*PROBLEM STATEMENT*
In the listing below, rename "tick-label-commission" to "commission-tick-label" wherever it appears and reproduce every line with nothing else changed. Omit the pictures from your answer.

[Layout element annotations]
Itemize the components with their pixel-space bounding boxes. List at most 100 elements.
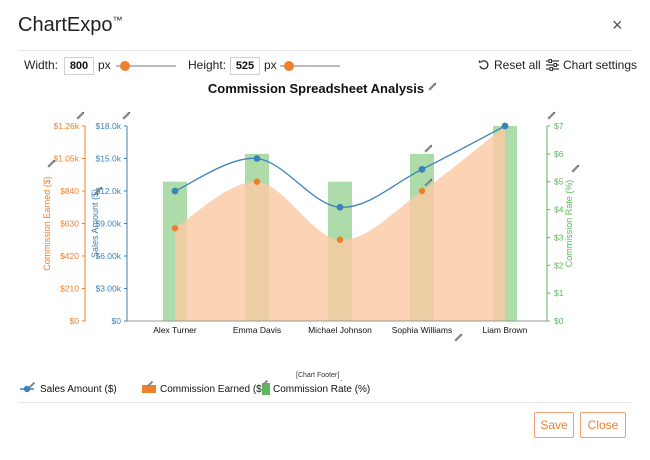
pencil-icon: [547, 111, 556, 120]
width-label: Width:: [24, 58, 59, 72]
tick-label-rate: $5: [554, 177, 564, 187]
pencil-icon-body: [146, 380, 154, 388]
pencil-icon: [94, 186, 103, 195]
tick-label-sales: $15.0k: [95, 154, 121, 164]
chart-settings-button[interactable]: Chart settings: [546, 58, 637, 72]
legend-label-rate: Commission Rate (%): [273, 384, 370, 395]
legend-marker-sales: [23, 385, 31, 393]
pencil-icon-body: [339, 380, 347, 382]
pencil-icon-tip: [52, 159, 56, 163]
height-slider[interactable]: [280, 61, 340, 71]
pencil-icon-body: [454, 334, 462, 342]
pencil-icon: [424, 144, 433, 153]
width-input[interactable]: 800: [64, 57, 94, 75]
tick-label-commission: $420: [60, 251, 79, 261]
pencil-icon-tip: [552, 111, 556, 115]
pencil-icon-body: [261, 380, 269, 387]
tick-label-commission: $210: [60, 284, 79, 294]
close-button[interactable]: Close: [580, 412, 626, 438]
point-commission-earned: [336, 236, 344, 243]
save-button[interactable]: Save: [534, 412, 574, 438]
close-icon[interactable]: ×: [612, 15, 623, 35]
pencil-icon: [47, 159, 56, 168]
pencil-icon-tip: [99, 186, 103, 190]
legend-label-sales: Sales Amount ($): [40, 384, 117, 395]
x-tick-label: Sophia Williams: [392, 325, 452, 335]
tick-label-commission: $630: [60, 219, 79, 229]
pencil-icon-body: [428, 83, 436, 91]
height-unit: px: [264, 58, 277, 72]
x-tick-label: Emma Davis: [233, 325, 281, 335]
pencil-icon: [261, 380, 269, 387]
reset-icon: [478, 60, 489, 70]
pencil-icon-tip: [576, 164, 580, 168]
tick-label-commission: $1.26k: [53, 121, 79, 131]
tick-label-rate: $4: [554, 205, 564, 215]
pencil-icon: [28, 381, 36, 389]
pencil-icon: [339, 380, 347, 382]
header-divider: [18, 50, 632, 51]
width-unit: px: [98, 58, 111, 72]
axis-title-rate: Commission Rate (%): [564, 180, 574, 268]
chart-footer[interactable]: [Chart Footer]: [296, 372, 340, 379]
pencil-icon: [424, 178, 433, 187]
pencil-icon-body: [571, 165, 579, 173]
pencil-icon-tip: [127, 111, 131, 115]
height-label: Height:: [188, 58, 227, 72]
tick-label-rate: $7: [554, 121, 564, 131]
trademark-sign: ™: [112, 15, 123, 27]
tick-label-sales: $9.00k: [95, 219, 121, 229]
pencil-icon: [454, 333, 463, 342]
axis-title-sales: Sales Amount ($): [90, 189, 100, 258]
point-commission-earned: [253, 178, 261, 185]
pencil-icon-body: [424, 179, 432, 187]
edit-icons: [47, 82, 580, 342]
chart-legend: Sales Amount ($) Commission Earned ($) Com…: [20, 380, 620, 400]
tick-label-rate: $6: [554, 149, 564, 159]
pencil-icon: [428, 82, 437, 91]
width-slider[interactable]: [116, 61, 176, 71]
tick-label-sales: $6.00k: [95, 251, 121, 261]
x-tick-label: Alex Turner: [153, 325, 197, 335]
point-sales-amount: [501, 122, 509, 130]
chart-settings-label: Chart settings: [563, 58, 638, 72]
width-slider-handle[interactable]: [120, 61, 130, 71]
point-sales-amount: [336, 203, 344, 211]
tick-label-commission: $1.05k: [53, 154, 79, 164]
tick-label-sales: $0: [112, 316, 122, 326]
point-commission-earned: [418, 187, 426, 195]
point-commission-earned: [171, 224, 179, 232]
reset-all-label: Reset all: [494, 58, 541, 72]
height-slider-handle[interactable]: [284, 61, 294, 71]
pencil-icon: [571, 164, 580, 173]
reset-all-button[interactable]: Reset all: [478, 58, 541, 72]
point-sales-amount: [253, 155, 261, 162]
app-title-text: ChartExpo: [18, 14, 113, 36]
tick-label-rate: $1: [554, 288, 564, 298]
chart-title[interactable]: Commission Spreadsheet Analysis: [208, 81, 424, 96]
footer-divider: [18, 402, 632, 403]
point-sales-amount: [418, 165, 426, 173]
pencil-icon-body: [28, 381, 36, 389]
pencil-icon-tip: [459, 333, 463, 337]
tick-label-rate: $2: [554, 260, 564, 270]
point-sales-amount: [171, 187, 179, 195]
tick-label-sales: $3.00k: [95, 284, 121, 294]
height-input[interactable]: 525: [230, 57, 260, 75]
tick-label-commission: $0: [70, 316, 80, 326]
legend-swatch-commission: [142, 385, 156, 393]
legend-swatch-rate: [262, 383, 270, 395]
pencil-icon-body: [76, 112, 84, 120]
app-title: ChartExpo™: [18, 14, 123, 37]
pencil-icon-body: [547, 112, 555, 120]
pencil-icon-body: [424, 145, 432, 153]
pencil-icon-body: [47, 160, 55, 168]
tick-label-sales: $12.0k: [95, 186, 121, 196]
pencil-icon: [122, 111, 131, 120]
x-tick-label: Liam Brown: [483, 325, 528, 335]
pencil-icon-tip: [429, 144, 433, 148]
tick-label-rate: $0: [554, 316, 564, 326]
axis-title-commission: Commission Earned ($): [42, 176, 52, 271]
tick-label-commission: $840: [60, 186, 79, 196]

*CORRECT RESULT*
Itemize the components with their pixel-space bounding boxes. List at most 100 elements.
pencil-icon: [547, 111, 556, 120]
width-label: Width:: [24, 58, 59, 72]
tick-label-rate: $5: [554, 177, 564, 187]
pencil-icon-body: [146, 380, 154, 388]
pencil-icon: [94, 186, 103, 195]
tick-label-sales: $15.0k: [95, 154, 121, 164]
chart-settings-button[interactable]: Chart settings: [546, 58, 637, 72]
legend-label-rate: Commission Rate (%): [273, 384, 370, 395]
legend-marker-sales: [23, 385, 31, 393]
pencil-icon-body: [339, 380, 347, 382]
pencil-icon-tip: [52, 159, 56, 163]
height-slider[interactable]: [280, 61, 340, 71]
pencil-icon-body: [454, 334, 462, 342]
pencil-icon: [424, 144, 433, 153]
width-input[interactable]: 800: [64, 57, 94, 75]
commission-tick-label: $420: [60, 251, 79, 261]
pencil-icon-tip: [552, 111, 556, 115]
pencil-icon-body: [261, 380, 269, 387]
commission-tick-label: $210: [60, 284, 79, 294]
close-button[interactable]: Close: [580, 412, 626, 438]
point-commission-earned: [336, 236, 344, 243]
save-button[interactable]: Save: [534, 412, 574, 438]
close-icon[interactable]: ×: [612, 15, 623, 35]
pencil-icon: [47, 159, 56, 168]
pencil-icon-tip: [99, 186, 103, 190]
legend-label-sales: Sales Amount ($): [40, 384, 117, 395]
x-tick-label: Sophia Williams: [392, 325, 452, 335]
commission-tick-label: $630: [60, 219, 79, 229]
pencil-icon-body: [428, 83, 436, 91]
height-unit: px: [264, 58, 277, 72]
x-tick-label: Emma Davis: [233, 325, 281, 335]
pencil-icon: [261, 380, 269, 387]
reset-icon: [478, 60, 489, 70]
pencil-icon-tip: [576, 164, 580, 168]
commission-tick-label: $1.26k: [53, 121, 79, 131]
tick-label-rate: $4: [554, 205, 564, 215]
pencil-icon: [28, 381, 36, 389]
pencil-icon: [339, 380, 347, 382]
header-divider: [18, 50, 632, 51]
width-unit: px: [98, 58, 111, 72]
axis-title-rate: Commission Rate (%): [564, 180, 574, 268]
chart-footer[interactable]: [Chart Footer]: [296, 372, 340, 379]
pencil-icon: [424, 178, 433, 187]
pencil-icon-body: [571, 165, 579, 173]
pencil-icon-tip: [127, 111, 131, 115]
height-label: Height:: [188, 58, 227, 72]
tick-label-rate: $7: [554, 121, 564, 131]
trademark-sign: ™: [112, 15, 123, 27]
tick-label-sales: $9.00k: [95, 219, 121, 229]
pencil-icon: [454, 333, 463, 342]
axis-title-sales: Sales Amount ($): [90, 189, 100, 258]
point-commission-earned: [253, 178, 261, 185]
pencil-icon-body: [424, 179, 432, 187]
edit-icons: [47, 82, 580, 342]
chart-legend: Sales Amount ($) Commission Earned ($) Com…: [20, 380, 620, 400]
tick-label-rate: $6: [554, 149, 564, 159]
pencil-icon: [428, 82, 437, 91]
width-slider[interactable]: [116, 61, 176, 71]
tick-label-sales: $6.00k: [95, 251, 121, 261]
x-tick-label: Alex Turner: [153, 325, 197, 335]
point-sales-amount: [501, 122, 509, 130]
chart-settings-label: Chart settings: [563, 58, 638, 72]
width-slider-handle[interactable]: [120, 61, 130, 71]
point-sales-amount: [336, 203, 344, 211]
commission-tick-label: $1.05k: [53, 154, 79, 164]
tick-label-sales: $0: [112, 316, 122, 326]
point-commission-earned: [418, 187, 426, 195]
point-commission-earned: [171, 224, 179, 232]
reset-all-label: Reset all: [494, 58, 541, 72]
height-slider-handle[interactable]: [284, 61, 294, 71]
pencil-icon: [571, 164, 580, 173]
reset-all-button[interactable]: Reset all: [478, 58, 541, 72]
point-sales-amount: [253, 155, 261, 162]
app-title-text: ChartExpo: [18, 14, 113, 36]
tick-label-rate: $1: [554, 288, 564, 298]
chart-title[interactable]: Commission Spreadsheet Analysis: [208, 81, 424, 96]
footer-divider: [18, 402, 632, 403]
point-sales-amount: [418, 165, 426, 173]
pencil-icon-body: [28, 381, 36, 389]
pencil-icon-tip: [459, 333, 463, 337]
tick-label-rate: $2: [554, 260, 564, 270]
point-sales-amount: [171, 187, 179, 195]
tick-label-sales: $3.00k: [95, 284, 121, 294]
height-input[interactable]: 525: [230, 57, 260, 75]
commission-tick-label: $0: [70, 316, 80, 326]
legend-swatch-commission: [142, 385, 156, 393]
legend-swatch-rate: [262, 383, 270, 395]
pencil-icon-body: [76, 112, 84, 120]
app-title: ChartExpo™: [18, 14, 123, 37]
pencil-icon-body: [547, 112, 555, 120]
pencil-icon-body: [424, 145, 432, 153]
pencil-icon-body: [47, 160, 55, 168]
tick-label-sales: $12.0k: [95, 186, 121, 196]
pencil-icon: [122, 111, 131, 120]
x-tick-label: Liam Brown: [483, 325, 528, 335]
pencil-icon-tip: [429, 144, 433, 148]
tick-label-rate: $0: [554, 316, 564, 326]
axis-title-commission: Commission Earned ($): [42, 176, 52, 271]
commission-tick-label: $840: [60, 186, 79, 196]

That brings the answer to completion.